> **What you are asked to do**: Check each line below for the word "waveform", and copy those that have it.

(A block of data)
»»

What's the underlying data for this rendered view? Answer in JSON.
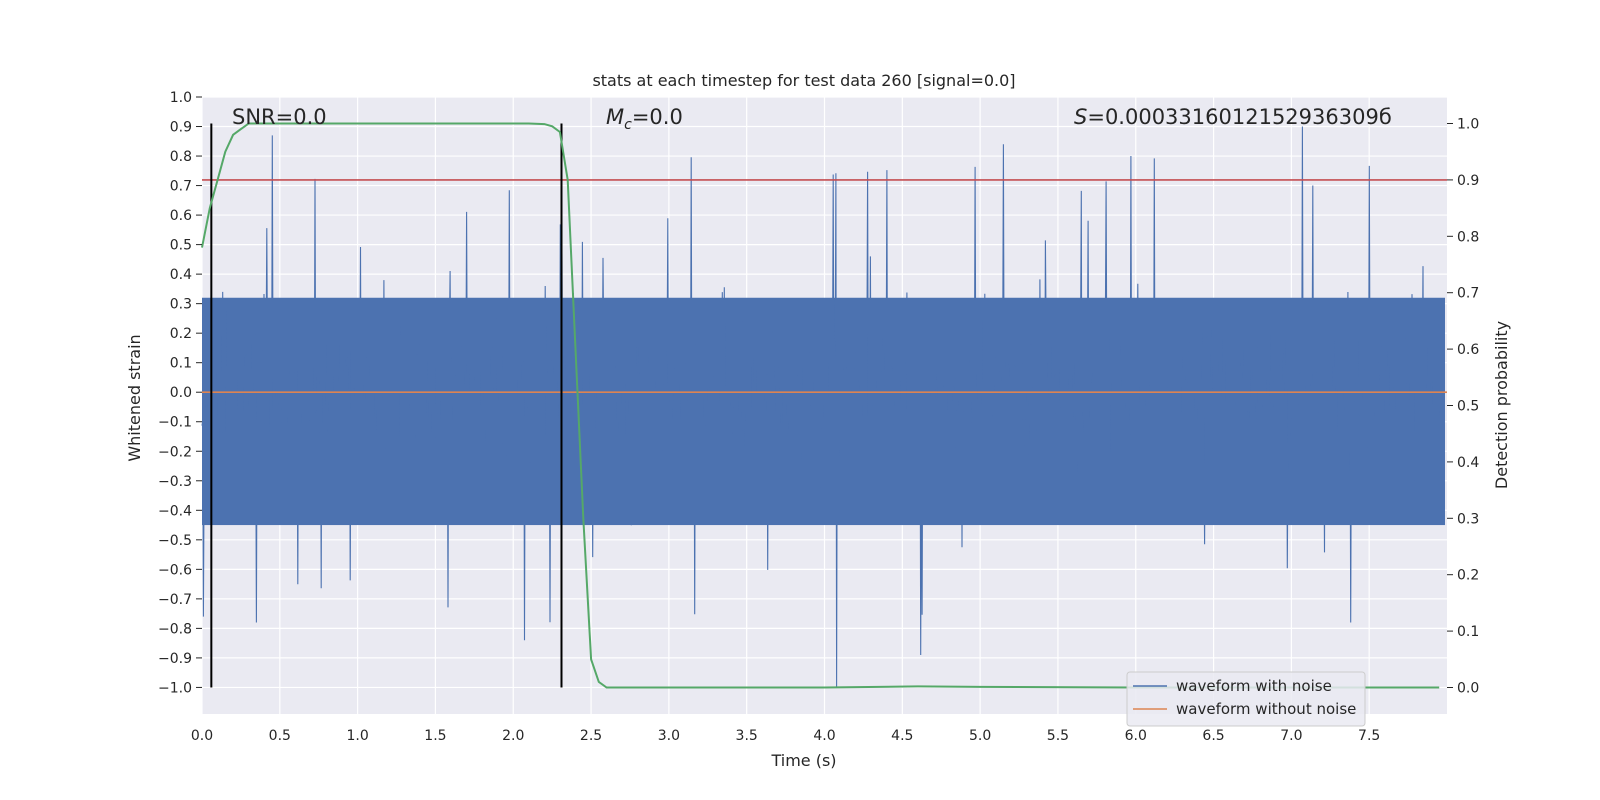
{
  "chart_data": {
    "type": "line",
    "title": "stats at each timestep for test data 260 [signal=0.0]",
    "xlabel": "Time (s)",
    "ylabel": "Whitened strain",
    "y2label": "Detection probability",
    "xlim": [
      0.0,
      8.0
    ],
    "ylim": [
      -1.09,
      1.0
    ],
    "y2lim": [
      -0.047,
      1.047
    ],
    "x_ticks": [
      "0.0",
      "0.5",
      "1.0",
      "1.5",
      "2.0",
      "2.5",
      "3.0",
      "3.5",
      "4.0",
      "4.5",
      "5.0",
      "5.5",
      "6.0",
      "6.5",
      "7.0",
      "7.5"
    ],
    "x_tick_values": [
      0.0,
      0.5,
      1.0,
      1.5,
      2.0,
      2.5,
      3.0,
      3.5,
      4.0,
      4.5,
      5.0,
      5.5,
      6.0,
      6.5,
      7.0,
      7.5
    ],
    "y_ticks": [
      "1.0",
      "0.9",
      "0.8",
      "0.7",
      "0.6",
      "0.5",
      "0.4",
      "0.3",
      "0.2",
      "0.1",
      "0.0",
      "−0.1",
      "−0.2",
      "−0.3",
      "−0.4",
      "−0.5",
      "−0.6",
      "−0.7",
      "−0.8",
      "−0.9",
      "−1.0"
    ],
    "y_tick_values": [
      1.0,
      0.9,
      0.8,
      0.7,
      0.6,
      0.5,
      0.4,
      0.3,
      0.2,
      0.1,
      0.0,
      -0.1,
      -0.2,
      -0.3,
      -0.4,
      -0.5,
      -0.6,
      -0.7,
      -0.8,
      -0.9,
      -1.0
    ],
    "y2_ticks": [
      "1.0",
      "0.9",
      "0.8",
      "0.7",
      "0.6",
      "0.5",
      "0.4",
      "0.3",
      "0.2",
      "0.1",
      "0.0"
    ],
    "y2_tick_values": [
      1.0,
      0.9,
      0.8,
      0.7,
      0.6,
      0.5,
      0.4,
      0.3,
      0.2,
      0.1,
      0.0
    ],
    "annotations": {
      "snr": "SNR=0.0",
      "mc_symbol": "M",
      "mc_sub": "c",
      "mc_value": "=0.0",
      "s_symbol": "S",
      "s_value": "=0.0003316012152936309б"
    },
    "vlines": [
      0.06,
      2.31
    ],
    "threshold_y2": 0.9,
    "series": [
      {
        "name": "waveform with noise",
        "color": "#4c72b0",
        "axis": "left",
        "kind": "noise",
        "amplitude_core": 0.32,
        "count": 1800,
        "peaks": [
          {
            "x": 0.45,
            "y": 0.87
          },
          {
            "x": 0.35,
            "y": -0.78
          },
          {
            "x": 2.07,
            "y": -0.84
          },
          {
            "x": 4.08,
            "y": -1.0
          },
          {
            "x": 4.62,
            "y": -0.89
          },
          {
            "x": 7.07,
            "y": 0.9
          },
          {
            "x": 5.15,
            "y": 0.84
          },
          {
            "x": 5.97,
            "y": 0.8
          },
          {
            "x": 7.38,
            "y": -0.78
          },
          {
            "x": 0.01,
            "y": -0.76
          }
        ]
      },
      {
        "name": "waveform without noise",
        "color": "#dd8452",
        "axis": "left",
        "values_x": [
          0.0,
          8.0
        ],
        "values_y": [
          0.0,
          0.0
        ]
      },
      {
        "name": "detection probability",
        "color": "#55a868",
        "axis": "right",
        "x": [
          0.0,
          0.05,
          0.1,
          0.15,
          0.2,
          0.25,
          0.3,
          0.4,
          0.6,
          1.0,
          1.5,
          2.0,
          2.1,
          2.2,
          2.25,
          2.3,
          2.35,
          2.4,
          2.45,
          2.5,
          2.55,
          2.6,
          3.0,
          4.0,
          4.6,
          5.0,
          6.0,
          7.0,
          7.5,
          7.95
        ],
        "y": [
          0.78,
          0.85,
          0.9,
          0.95,
          0.98,
          0.99,
          1.0,
          1.0,
          1.0,
          1.0,
          1.0,
          1.0,
          1.0,
          0.999,
          0.995,
          0.985,
          0.9,
          0.6,
          0.3,
          0.05,
          0.01,
          0.0,
          0.0,
          0.0,
          0.002,
          0.001,
          0.0,
          0.0,
          0.0,
          0.0
        ]
      }
    ],
    "legend": {
      "placement": "bottom-right",
      "entries": [
        "waveform with noise",
        "waveform without noise"
      ]
    },
    "grid": true,
    "colors": {
      "background": "#eaeaf2",
      "grid": "#ffffff",
      "threshold": "#c44e52",
      "vline": "#000000"
    }
  }
}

««

> **Solved exercise**:
        "name": "waveform with noise",
        "name": "waveform without noise",
        "waveform with noise",
        "waveform without noise"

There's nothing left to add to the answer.